### Exercise
Reproduce the records below in full and exactly, without their images.
------
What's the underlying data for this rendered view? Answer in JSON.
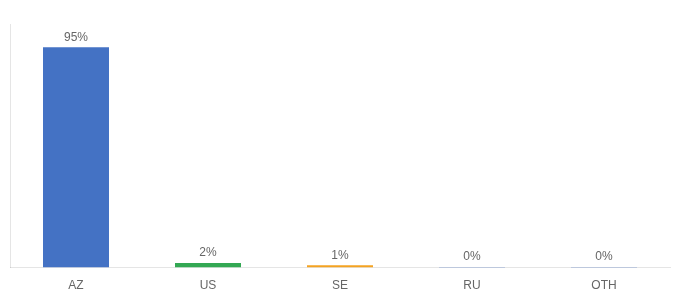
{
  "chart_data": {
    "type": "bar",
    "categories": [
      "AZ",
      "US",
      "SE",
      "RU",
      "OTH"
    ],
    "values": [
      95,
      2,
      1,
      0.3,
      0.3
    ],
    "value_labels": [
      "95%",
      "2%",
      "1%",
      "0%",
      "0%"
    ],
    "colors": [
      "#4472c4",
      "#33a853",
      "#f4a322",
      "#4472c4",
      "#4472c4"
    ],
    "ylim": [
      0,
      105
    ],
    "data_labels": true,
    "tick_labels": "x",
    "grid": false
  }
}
------
### Exercise result
What's the underlying data for this rendered view? Answer in JSON.
{
  "chart_data": {
    "type": "bar",
    "categories": [
      "AZ",
      "US",
      "SE",
      "RU",
      "OTH"
    ],
    "values": [
      95,
      2,
      1,
      0.3,
      0.3
    ],
    "value_labels": [
      "95%",
      "2%",
      "1%",
      "0%",
      "0%"
    ],
    "colors": [
      "#4472c4",
      "#33a853",
      "#f4a322",
      "#4472c4",
      "#4472c4"
    ],
    "ylim": [
      0,
      105
    ],
    "data_labels": true,
    "tick_labels": "x",
    "grid": false
  }
}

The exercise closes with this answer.